- [Your objective]: Go through the records underneath and write each one out again exactly.

Collected data:
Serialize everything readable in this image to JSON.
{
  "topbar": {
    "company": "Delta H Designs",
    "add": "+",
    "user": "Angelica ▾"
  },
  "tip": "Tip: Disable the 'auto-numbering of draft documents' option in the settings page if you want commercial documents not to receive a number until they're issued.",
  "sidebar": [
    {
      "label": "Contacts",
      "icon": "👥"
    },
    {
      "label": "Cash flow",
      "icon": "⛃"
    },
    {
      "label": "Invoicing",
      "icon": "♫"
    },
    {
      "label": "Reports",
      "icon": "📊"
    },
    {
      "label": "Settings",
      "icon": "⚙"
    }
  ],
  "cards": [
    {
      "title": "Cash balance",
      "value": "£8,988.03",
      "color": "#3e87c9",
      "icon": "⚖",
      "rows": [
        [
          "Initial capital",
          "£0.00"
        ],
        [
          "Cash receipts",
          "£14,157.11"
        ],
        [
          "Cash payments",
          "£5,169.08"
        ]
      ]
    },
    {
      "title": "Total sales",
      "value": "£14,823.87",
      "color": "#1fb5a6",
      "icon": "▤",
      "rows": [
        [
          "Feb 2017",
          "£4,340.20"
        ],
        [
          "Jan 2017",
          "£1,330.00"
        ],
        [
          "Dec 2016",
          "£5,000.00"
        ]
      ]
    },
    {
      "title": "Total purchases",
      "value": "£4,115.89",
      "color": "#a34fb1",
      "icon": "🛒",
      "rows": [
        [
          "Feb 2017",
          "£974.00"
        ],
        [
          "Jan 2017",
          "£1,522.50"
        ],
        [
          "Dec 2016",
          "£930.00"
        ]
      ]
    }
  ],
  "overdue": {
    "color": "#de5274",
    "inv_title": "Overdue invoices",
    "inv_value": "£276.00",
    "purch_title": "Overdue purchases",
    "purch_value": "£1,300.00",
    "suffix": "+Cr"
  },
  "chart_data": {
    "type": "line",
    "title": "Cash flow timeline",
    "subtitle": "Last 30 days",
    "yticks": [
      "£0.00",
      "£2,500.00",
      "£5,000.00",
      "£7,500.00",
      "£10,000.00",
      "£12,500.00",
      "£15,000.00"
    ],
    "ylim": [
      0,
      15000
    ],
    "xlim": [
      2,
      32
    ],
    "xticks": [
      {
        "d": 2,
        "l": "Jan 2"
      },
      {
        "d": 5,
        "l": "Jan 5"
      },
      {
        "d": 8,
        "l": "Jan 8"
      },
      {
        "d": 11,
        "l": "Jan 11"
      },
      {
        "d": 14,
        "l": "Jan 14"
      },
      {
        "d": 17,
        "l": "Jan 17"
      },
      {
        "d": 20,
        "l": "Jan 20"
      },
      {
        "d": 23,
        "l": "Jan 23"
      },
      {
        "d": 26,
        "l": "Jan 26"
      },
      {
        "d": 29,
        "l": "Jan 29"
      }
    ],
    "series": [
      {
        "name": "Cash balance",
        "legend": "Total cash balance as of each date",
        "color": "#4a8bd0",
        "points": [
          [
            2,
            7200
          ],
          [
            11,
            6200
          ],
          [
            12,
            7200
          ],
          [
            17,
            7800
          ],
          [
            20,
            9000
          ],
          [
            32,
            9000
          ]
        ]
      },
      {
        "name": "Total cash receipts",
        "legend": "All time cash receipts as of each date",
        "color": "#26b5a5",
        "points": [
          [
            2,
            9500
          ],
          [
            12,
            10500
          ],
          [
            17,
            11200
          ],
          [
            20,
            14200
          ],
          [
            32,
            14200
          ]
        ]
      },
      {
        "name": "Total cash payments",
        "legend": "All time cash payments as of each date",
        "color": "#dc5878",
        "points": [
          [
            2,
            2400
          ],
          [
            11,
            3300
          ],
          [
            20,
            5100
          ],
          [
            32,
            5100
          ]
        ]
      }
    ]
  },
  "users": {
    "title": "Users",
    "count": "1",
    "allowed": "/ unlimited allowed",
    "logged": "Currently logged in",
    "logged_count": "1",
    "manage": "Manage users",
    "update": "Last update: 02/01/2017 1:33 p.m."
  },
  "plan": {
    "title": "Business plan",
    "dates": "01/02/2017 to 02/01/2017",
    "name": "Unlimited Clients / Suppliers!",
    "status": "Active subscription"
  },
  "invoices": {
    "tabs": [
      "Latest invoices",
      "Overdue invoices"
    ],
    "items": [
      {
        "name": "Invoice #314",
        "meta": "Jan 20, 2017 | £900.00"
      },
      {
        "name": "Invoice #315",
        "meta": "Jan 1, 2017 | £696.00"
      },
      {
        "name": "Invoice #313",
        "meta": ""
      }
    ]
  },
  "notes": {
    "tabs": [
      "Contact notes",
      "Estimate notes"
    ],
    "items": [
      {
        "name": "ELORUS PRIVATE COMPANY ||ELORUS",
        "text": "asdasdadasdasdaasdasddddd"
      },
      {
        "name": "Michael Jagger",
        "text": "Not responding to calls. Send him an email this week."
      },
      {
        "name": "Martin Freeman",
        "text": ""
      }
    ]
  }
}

- [Exercise output]:
Serialize everything readable in this image to JSON.
{
  "topbar": {
    "company": "Delta H Designs",
    "add": "+",
    "user": "Angelica ▾"
  },
  "tip": "Tip: Disable the 'auto-numbering of draft documents' option in the settings page if you want commercial documents not to receive a number until they're issued.",
  "sidebar": [
    {
      "label": "Contacts",
      "icon": "👥"
    },
    {
      "label": "Cash flow",
      "icon": "⛃"
    },
    {
      "label": "Invoicing",
      "icon": "♫"
    },
    {
      "label": "Reports",
      "icon": "📊"
    },
    {
      "label": "Settings",
      "icon": "⚙"
    }
  ],
  "cards": [
    {
      "title": "Cash balance",
      "value": "£8,988.03",
      "color": "#3e87c9",
      "icon": "⚖",
      "rows": [
        [
          "Initial capital",
          "£0.00"
        ],
        [
          "Cash receipts",
          "£14,157.11"
        ],
        [
          "Cash payments",
          "£5,169.08"
        ]
      ]
    },
    {
      "title": "Total sales",
      "value": "£14,823.87",
      "color": "#1fb5a6",
      "icon": "▤",
      "rows": [
        [
          "Feb 2017",
          "£4,340.20"
        ],
        [
          "Jan 2017",
          "£1,330.00"
        ],
        [
          "Dec 2016",
          "£5,000.00"
        ]
      ]
    },
    {
      "title": "Total purchases",
      "value": "£4,115.89",
      "color": "#a34fb1",
      "icon": "🛒",
      "rows": [
        [
          "Feb 2017",
          "£974.00"
        ],
        [
          "Jan 2017",
          "£1,522.50"
        ],
        [
          "Dec 2016",
          "£930.00"
        ]
      ]
    }
  ],
  "overdue": {
    "color": "#de5274",
    "inv_title": "Overdue invoices",
    "inv_value": "£276.00",
    "purch_title": "Overdue purchases",
    "purch_value": "£1,300.00",
    "suffix": "+Cr"
  },
  "chart_data": {
    "type": "line",
    "title": "Cash flow timeline",
    "subtitle": "Last 30 days",
    "yticks": [
      "£0.00",
      "£2,500.00",
      "£5,000.00",
      "£7,500.00",
      "£10,000.00",
      "£12,500.00",
      "£15,000.00"
    ],
    "ylim": [
      0,
      15000
    ],
    "xlim": [
      2,
      32
    ],
    "xticks": [
      {
        "d": 2,
        "l": "Jan 2"
      },
      {
        "d": 5,
        "l": "Jan 5"
      },
      {
        "d": 8,
        "l": "Jan 8"
      },
      {
        "d": 11,
        "l": "Jan 11"
      },
      {
        "d": 14,
        "l": "Jan 14"
      },
      {
        "d": 17,
        "l": "Jan 17"
      },
      {
        "d": 20,
        "l": "Jan 20"
      },
      {
        "d": 23,
        "l": "Jan 23"
      },
      {
        "d": 26,
        "l": "Jan 26"
      },
      {
        "d": 29,
        "l": "Jan 29"
      }
    ],
    "series": [
      {
        "name": "Cash balance",
        "legend": "Total cash balance as of each date",
        "color": "#4a8bd0",
        "points": [
          [
            2,
            7200
          ],
          [
            11,
            6200
          ],
          [
            12,
            7200
          ],
          [
            17,
            7800
          ],
          [
            20,
            9000
          ],
          [
            32,
            9000
          ]
        ]
      },
      {
        "name": "Total cash receipts",
        "legend": "All time cash receipts as of each date",
        "color": "#26b5a5",
        "points": [
          [
            2,
            9500
          ],
          [
            12,
            10500
          ],
          [
            17,
            11200
          ],
          [
            20,
            14200
          ],
          [
            32,
            14200
          ]
        ]
      },
      {
        "name": "Total cash payments",
        "legend": "All time cash payments as of each date",
        "color": "#dc5878",
        "points": [
          [
            2,
            2400
          ],
          [
            11,
            3300
          ],
          [
            20,
            5100
          ],
          [
            32,
            5100
          ]
        ]
      }
    ]
  },
  "users": {
    "title": "Users",
    "count": "1",
    "allowed": "/ unlimited allowed",
    "logged": "Currently logged in",
    "logged_count": "1",
    "manage": "Manage users",
    "update": "Last update: 02/01/2017 1:33 p.m."
  },
  "plan": {
    "title": "Business plan",
    "dates": "01/02/2017 to 02/01/2017",
    "name": "Unlimited Clients / Suppliers!",
    "status": "Active subscription"
  },
  "invoices": {
    "tabs": [
      "Latest invoices",
      "Overdue invoices"
    ],
    "items": [
      {
        "name": "Invoice #314",
        "meta": "Jan 20, 2017 | £900.00"
      },
      {
        "name": "Invoice #315",
        "meta": "Jan 1, 2017 | £696.00"
      },
      {
        "name": "Invoice #313",
        "meta": ""
      }
    ]
  },
  "notes": {
    "tabs": [
      "Contact notes",
      "Estimate notes"
    ],
    "items": [
      {
        "name": "ELORUS PRIVATE COMPANY ||ELORUS",
        "text": "asdasdadasdasdaasdasddddd"
      },
      {
        "name": "Michael Jagger",
        "text": "Not responding to calls. Send him an email this week."
      },
      {
        "name": "Martin Freeman",
        "text": ""
      }
    ]
  }
}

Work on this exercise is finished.